▶ _EXERCISE INSTRUCTIONS_
Reproduce all records verbatim.

▶ _MATERIAL PROVIDED_
= = = = =
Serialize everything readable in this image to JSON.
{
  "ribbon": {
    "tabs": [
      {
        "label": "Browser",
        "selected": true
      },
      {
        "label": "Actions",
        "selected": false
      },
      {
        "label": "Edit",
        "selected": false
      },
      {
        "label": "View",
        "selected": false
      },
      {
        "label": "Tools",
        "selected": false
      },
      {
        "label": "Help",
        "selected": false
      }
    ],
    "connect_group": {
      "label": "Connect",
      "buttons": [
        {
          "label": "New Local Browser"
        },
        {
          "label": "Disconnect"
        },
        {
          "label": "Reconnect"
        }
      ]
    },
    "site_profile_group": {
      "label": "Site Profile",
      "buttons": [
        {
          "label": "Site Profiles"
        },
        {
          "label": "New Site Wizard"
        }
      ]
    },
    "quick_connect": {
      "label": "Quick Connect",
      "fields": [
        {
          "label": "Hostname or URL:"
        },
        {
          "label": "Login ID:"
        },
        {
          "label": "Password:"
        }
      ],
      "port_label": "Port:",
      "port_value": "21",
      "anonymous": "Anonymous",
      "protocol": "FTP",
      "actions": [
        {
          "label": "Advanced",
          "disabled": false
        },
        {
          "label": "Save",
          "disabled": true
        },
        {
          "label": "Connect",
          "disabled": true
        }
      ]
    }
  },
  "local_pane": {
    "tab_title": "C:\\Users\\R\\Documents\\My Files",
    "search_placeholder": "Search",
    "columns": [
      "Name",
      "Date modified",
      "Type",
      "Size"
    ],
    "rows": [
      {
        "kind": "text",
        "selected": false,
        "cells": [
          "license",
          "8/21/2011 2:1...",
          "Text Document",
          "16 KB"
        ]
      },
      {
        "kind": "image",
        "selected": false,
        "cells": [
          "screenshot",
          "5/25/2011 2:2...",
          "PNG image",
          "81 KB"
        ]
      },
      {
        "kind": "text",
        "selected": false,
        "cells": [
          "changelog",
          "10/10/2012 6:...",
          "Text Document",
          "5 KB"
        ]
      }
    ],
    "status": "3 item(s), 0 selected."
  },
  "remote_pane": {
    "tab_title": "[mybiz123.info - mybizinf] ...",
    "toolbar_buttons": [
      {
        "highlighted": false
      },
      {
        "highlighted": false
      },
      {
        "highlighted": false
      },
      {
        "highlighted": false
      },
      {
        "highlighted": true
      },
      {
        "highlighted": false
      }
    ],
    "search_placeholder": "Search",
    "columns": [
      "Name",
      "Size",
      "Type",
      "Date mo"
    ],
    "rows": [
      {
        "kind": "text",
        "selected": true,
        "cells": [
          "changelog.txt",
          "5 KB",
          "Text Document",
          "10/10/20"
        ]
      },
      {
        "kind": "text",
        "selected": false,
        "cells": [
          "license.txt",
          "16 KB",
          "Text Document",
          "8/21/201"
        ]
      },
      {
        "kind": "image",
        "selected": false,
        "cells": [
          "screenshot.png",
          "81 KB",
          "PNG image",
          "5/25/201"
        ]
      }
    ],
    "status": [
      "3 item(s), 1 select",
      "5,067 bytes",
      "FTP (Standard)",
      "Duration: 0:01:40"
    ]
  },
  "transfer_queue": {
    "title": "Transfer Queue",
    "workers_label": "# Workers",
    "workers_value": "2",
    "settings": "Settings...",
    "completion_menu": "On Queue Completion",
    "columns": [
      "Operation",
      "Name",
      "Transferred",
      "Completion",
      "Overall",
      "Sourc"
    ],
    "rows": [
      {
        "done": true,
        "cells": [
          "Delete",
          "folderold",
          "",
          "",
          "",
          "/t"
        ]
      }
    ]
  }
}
= = = = =
▶ _TASK RESPONSE_
Serialize everything readable in this image to JSON.
{
  "ribbon": {
    "tabs": [
      {
        "label": "Browser",
        "selected": true
      },
      {
        "label": "Actions",
        "selected": false
      },
      {
        "label": "Edit",
        "selected": false
      },
      {
        "label": "View",
        "selected": false
      },
      {
        "label": "Tools",
        "selected": false
      },
      {
        "label": "Help",
        "selected": false
      }
    ],
    "connect_group": {
      "label": "Connect",
      "buttons": [
        {
          "label": "New Local Browser"
        },
        {
          "label": "Disconnect"
        },
        {
          "label": "Reconnect"
        }
      ]
    },
    "site_profile_group": {
      "label": "Site Profile",
      "buttons": [
        {
          "label": "Site Profiles"
        },
        {
          "label": "New Site Wizard"
        }
      ]
    },
    "quick_connect": {
      "label": "Quick Connect",
      "fields": [
        {
          "label": "Hostname or URL:"
        },
        {
          "label": "Login ID:"
        },
        {
          "label": "Password:"
        }
      ],
      "port_label": "Port:",
      "port_value": "21",
      "anonymous": "Anonymous",
      "protocol": "FTP",
      "actions": [
        {
          "label": "Advanced",
          "disabled": false
        },
        {
          "label": "Save",
          "disabled": true
        },
        {
          "label": "Connect",
          "disabled": true
        }
      ]
    }
  },
  "local_pane": {
    "tab_title": "C:\\Users\\R\\Documents\\My Files",
    "search_placeholder": "Search",
    "columns": [
      "Name",
      "Date modified",
      "Type",
      "Size"
    ],
    "rows": [
      {
        "kind": "text",
        "selected": false,
        "cells": [
          "license",
          "8/21/2011 2:1...",
          "Text Document",
          "16 KB"
        ]
      },
      {
        "kind": "image",
        "selected": false,
        "cells": [
          "screenshot",
          "5/25/2011 2:2...",
          "PNG image",
          "81 KB"
        ]
      },
      {
        "kind": "text",
        "selected": false,
        "cells": [
          "changelog",
          "10/10/2012 6:...",
          "Text Document",
          "5 KB"
        ]
      }
    ],
    "status": "3 item(s), 0 selected."
  },
  "remote_pane": {
    "tab_title": "[mybiz123.info - mybizinf] ...",
    "toolbar_buttons": [
      {
        "highlighted": false
      },
      {
        "highlighted": false
      },
      {
        "highlighted": false
      },
      {
        "highlighted": false
      },
      {
        "highlighted": true
      },
      {
        "highlighted": false
      }
    ],
    "search_placeholder": "Search",
    "columns": [
      "Name",
      "Size",
      "Type",
      "Date mo"
    ],
    "rows": [
      {
        "kind": "text",
        "selected": true,
        "cells": [
          "changelog.txt",
          "5 KB",
          "Text Document",
          "10/10/20"
        ]
      },
      {
        "kind": "text",
        "selected": false,
        "cells": [
          "license.txt",
          "16 KB",
          "Text Document",
          "8/21/201"
        ]
      },
      {
        "kind": "image",
        "selected": false,
        "cells": [
          "screenshot.png",
          "81 KB",
          "PNG image",
          "5/25/201"
        ]
      }
    ],
    "status": [
      "3 item(s), 1 select",
      "5,067 bytes",
      "FTP (Standard)",
      "Duration: 0:01:40"
    ]
  },
  "transfer_queue": {
    "title": "Transfer Queue",
    "workers_label": "# Workers",
    "workers_value": "2",
    "settings": "Settings...",
    "completion_menu": "On Queue Completion",
    "columns": [
      "Operation",
      "Name",
      "Transferred",
      "Completion",
      "Overall",
      "Sourc"
    ],
    "rows": [
      {
        "done": true,
        "cells": [
          "Delete",
          "folderold",
          "",
          "",
          "",
          "/t"
        ]
      }
    ]
  }
}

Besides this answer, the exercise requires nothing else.